## TO BE DONE:
Transcribe the material in full, exactly as written.

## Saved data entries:
━━━━

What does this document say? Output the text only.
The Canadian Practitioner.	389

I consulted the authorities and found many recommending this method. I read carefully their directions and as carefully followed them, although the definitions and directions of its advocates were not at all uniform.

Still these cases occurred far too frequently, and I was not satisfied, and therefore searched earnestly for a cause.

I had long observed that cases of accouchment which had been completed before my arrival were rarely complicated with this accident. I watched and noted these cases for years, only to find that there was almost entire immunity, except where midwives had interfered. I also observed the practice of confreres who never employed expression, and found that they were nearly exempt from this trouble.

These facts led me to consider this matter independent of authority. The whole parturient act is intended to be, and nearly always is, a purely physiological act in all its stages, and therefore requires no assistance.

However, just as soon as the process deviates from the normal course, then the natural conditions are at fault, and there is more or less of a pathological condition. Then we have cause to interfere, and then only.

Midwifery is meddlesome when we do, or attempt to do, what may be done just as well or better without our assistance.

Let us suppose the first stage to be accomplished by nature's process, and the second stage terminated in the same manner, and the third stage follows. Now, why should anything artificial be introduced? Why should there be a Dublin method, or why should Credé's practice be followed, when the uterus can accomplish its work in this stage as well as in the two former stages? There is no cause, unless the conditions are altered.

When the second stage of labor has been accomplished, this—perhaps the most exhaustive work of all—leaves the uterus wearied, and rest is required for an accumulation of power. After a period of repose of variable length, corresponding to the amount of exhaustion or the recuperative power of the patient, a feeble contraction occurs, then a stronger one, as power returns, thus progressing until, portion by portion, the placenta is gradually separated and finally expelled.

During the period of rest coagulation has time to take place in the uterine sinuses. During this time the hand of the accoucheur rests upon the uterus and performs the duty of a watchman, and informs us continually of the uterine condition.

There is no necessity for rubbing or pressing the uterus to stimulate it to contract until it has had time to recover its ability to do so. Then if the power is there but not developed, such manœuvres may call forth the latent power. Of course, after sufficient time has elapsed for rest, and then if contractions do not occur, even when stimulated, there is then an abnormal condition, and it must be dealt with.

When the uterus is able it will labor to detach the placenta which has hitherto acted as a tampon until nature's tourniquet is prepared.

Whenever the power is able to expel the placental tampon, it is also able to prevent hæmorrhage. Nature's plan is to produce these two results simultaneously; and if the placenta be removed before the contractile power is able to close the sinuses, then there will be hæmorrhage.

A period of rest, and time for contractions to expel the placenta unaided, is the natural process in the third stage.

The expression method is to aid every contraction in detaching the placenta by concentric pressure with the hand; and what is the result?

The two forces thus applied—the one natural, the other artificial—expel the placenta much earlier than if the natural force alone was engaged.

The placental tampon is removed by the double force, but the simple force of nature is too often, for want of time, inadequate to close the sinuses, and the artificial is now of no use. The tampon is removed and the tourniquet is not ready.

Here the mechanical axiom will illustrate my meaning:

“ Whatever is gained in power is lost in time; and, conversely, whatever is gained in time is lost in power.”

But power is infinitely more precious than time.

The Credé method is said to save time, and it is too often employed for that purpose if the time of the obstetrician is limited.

━━━━

## EXERCISE OUTPUT:
What does this document say? Output the text only.
The Canadian Practitioner.	389

I consulted the authorities and found many recommending this method. I read carefully their directions and as carefully followed them, although the definitions and directions of its advocates were not at all uniform.

Still these cases occurred far too frequently, and I was not satisfied, and therefore searched earnestly for a cause.

I had long observed that cases of accouchment which had been completed before my arrival were rarely complicated with this accident. I watched and noted these cases for years, only to find that there was almost entire immunity, except where midwives had interfered. I also observed the practice of confreres who never employed expression, and found that they were nearly exempt from this trouble.

These facts led me to consider this matter independent of authority. The whole parturient act is intended to be, and nearly always is, a purely physiological act in all its stages, and therefore requires no assistance.

However, just as soon as the process deviates from the normal course, then the natural conditions are at fault, and there is more or less of a pathological condition. Then we have cause to interfere, and then only.

Midwifery is meddlesome when we do, or attempt to do, what may be done just as well or better without our assistance.

Let us suppose the first stage to be accomplished by nature's process, and the second stage terminated in the same manner, and the third stage follows. Now, why should anything artificial be introduced? Why should there be a Dublin method, or why should Credé's practice be followed, when the uterus can accomplish its work in this stage as well as in the two former stages? There is no cause, unless the conditions are altered.

When the second stage of labor has been accomplished, this—perhaps the most exhaustive work of all—leaves the uterus wearied, and rest is required for an accumulation of power. After a period of repose of variable length, corresponding to the amount of exhaustion or the recuperative power of the patient, a feeble contraction occurs, then a stronger one, as power returns, thus progressing until, portion by portion, the placenta is gradually separated and finally expelled.

During the period of rest coagulation has time to take place in the uterine sinuses. During this time the hand of the accoucheur rests upon the uterus and performs the duty of a watchman, and informs us continually of the uterine condition.

There is no necessity for rubbing or pressing the uterus to stimulate it to contract until it has had time to recover its ability to do so. Then if the power is there but not developed, such manœuvres may call forth the latent power. Of course, after sufficient time has elapsed for rest, and then if contractions do not occur, even when stimulated, there is then an abnormal condition, and it must be dealt with.

When the uterus is able it will labor to detach the placenta which has hitherto acted as a tampon until nature's tourniquet is prepared.

Whenever the power is able to expel the placental tampon, it is also able to prevent hæmorrhage. Nature's plan is to produce these two results simultaneously; and if the placenta be removed before the contractile power is able to close the sinuses, then there will be hæmorrhage.

A period of rest, and time for contractions to expel the placenta unaided, is the natural process in the third stage.

The expression method is to aid every contraction in detaching the placenta by concentric pressure with the hand; and what is the result?

The two forces thus applied—the one natural, the other artificial—expel the placenta much earlier than if the natural force alone was engaged.

The placental tampon is removed by the double force, but the simple force of nature is too often, for want of time, inadequate to close the sinuses, and the artificial is now of no use. The tampon is removed and the tourniquet is not ready.

Here the mechanical axiom will illustrate my meaning:

“ Whatever is gained in power is lost in time; and, conversely, whatever is gained in time is lost in power.”

But power is infinitely more precious than time.

The Credé method is said to save time, and it is too often employed for that purpose if the time of the obstetrician is limited.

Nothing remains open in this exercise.